* _Record extracts_
--------------------------------------------------
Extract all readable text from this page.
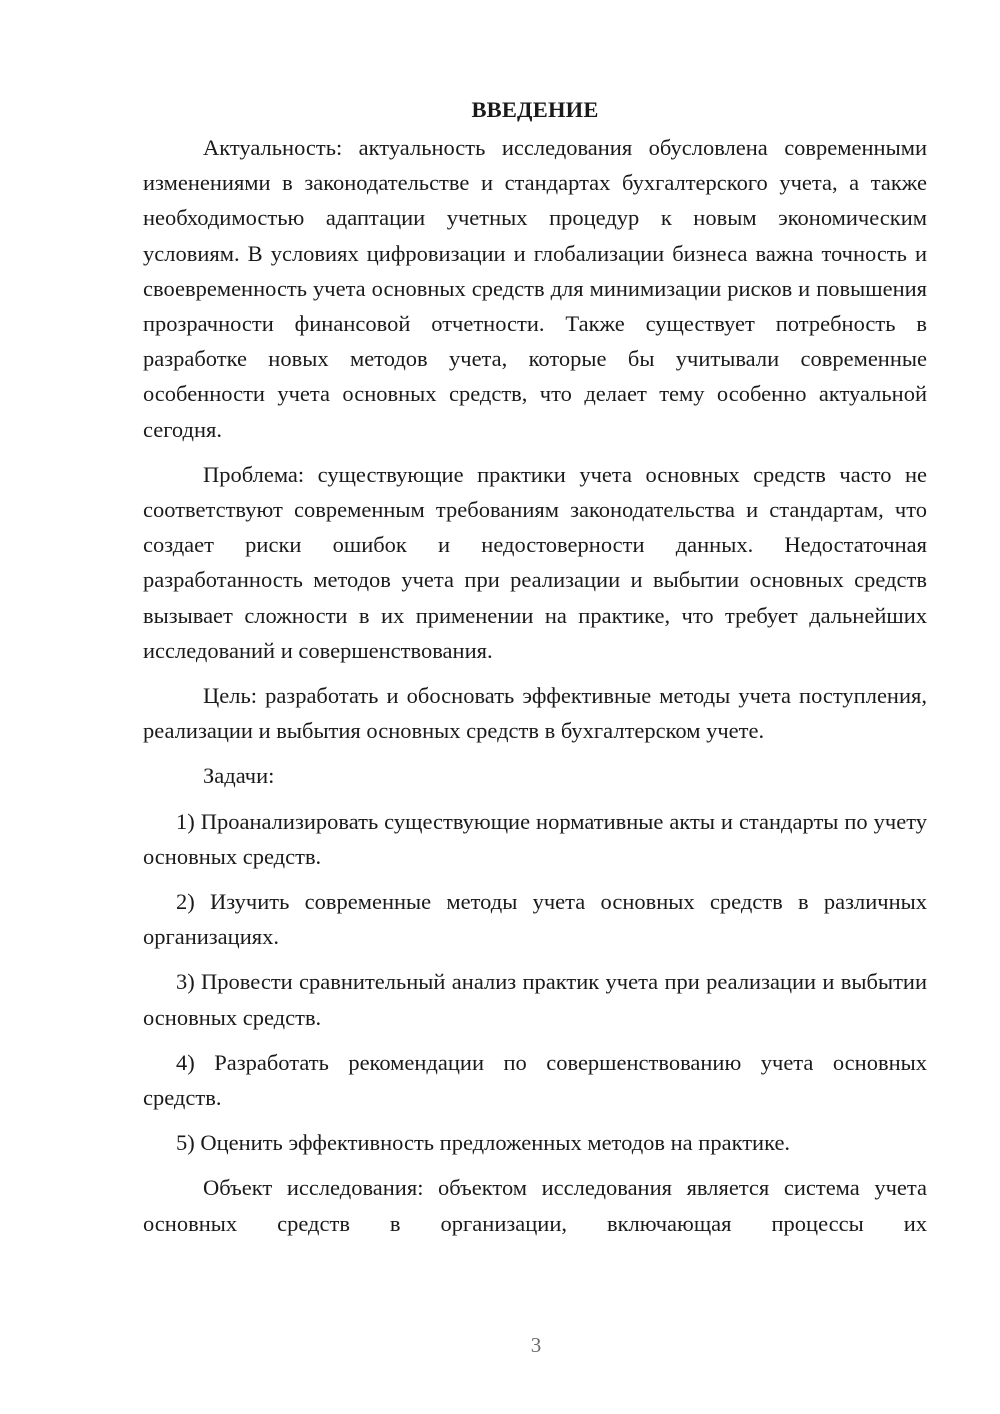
ВВЕДЕНИЕ

Актуальность: актуальность исследования обусловлена современными изменениями в законодательстве и стандартах бухгалтерского учета, а также необходимостью адаптации учетных процедур к новым экономическим условиям. В условиях цифровизации и глобализации бизнеса важна точность и своевременность учета основных средств для минимизации рисков и повышения прозрачности финансовой отчетности. Также существует потребность в разработке новых методов учета, которые бы учитывали современные особенности учета основных средств, что делает тему особенно актуальной сегодня.

Проблема: существующие практики учета основных средств часто не соответствуют современным требованиям законодательства и стандартам, что создает риски ошибок и недостоверности данных. Недостаточная разработанность методов учета при реализации и выбытии основных средств вызывает сложности в их применении на практике, что требует дальнейших исследований и совершенствования.

Цель: разработать и обосновать эффективные методы учета поступления, реализации и выбытия основных средств в бухгалтерском учете.

Задачи:

1) Проанализировать существующие нормативные акты и стандарты по учету основных средств.

2) Изучить современные методы учета основных средств в различных организациях.

3) Провести сравнительный анализ практик учета при реализации и выбытии основных средств.

4) Разработать рекомендации по совершенствованию учета основных средств.

5) Оценить эффективность предложенных методов на практике.

Объект исследования: объектом исследования является система учета основных средств в организации, включающая процессы их

3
--------------------------------------------------
* _Given task_
Give back the whole listing as it stands, minus its pictures.

* _Result_
Extract all readable text from this page.
ВВЕДЕНИЕ

Актуальность: актуальность исследования обусловлена современными изменениями в законодательстве и стандартах бухгалтерского учета, а также необходимостью адаптации учетных процедур к новым экономическим условиям. В условиях цифровизации и глобализации бизнеса важна точность и своевременность учета основных средств для минимизации рисков и повышения прозрачности финансовой отчетности. Также существует потребность в разработке новых методов учета, которые бы учитывали современные особенности учета основных средств, что делает тему особенно актуальной сегодня.

Проблема: существующие практики учета основных средств часто не соответствуют современным требованиям законодательства и стандартам, что создает риски ошибок и недостоверности данных. Недостаточная разработанность методов учета при реализации и выбытии основных средств вызывает сложности в их применении на практике, что требует дальнейших исследований и совершенствования.

Цель: разработать и обосновать эффективные методы учета поступления, реализации и выбытия основных средств в бухгалтерском учете.

Задачи:

1) Проанализировать существующие нормативные акты и стандарты по учету основных средств.

2) Изучить современные методы учета основных средств в различных организациях.

3) Провести сравнительный анализ практик учета при реализации и выбытии основных средств.

4) Разработать рекомендации по совершенствованию учета основных средств.

5) Оценить эффективность предложенных методов на практике.

Объект исследования: объектом исследования является система учета основных средств в организации, включающая процессы их

3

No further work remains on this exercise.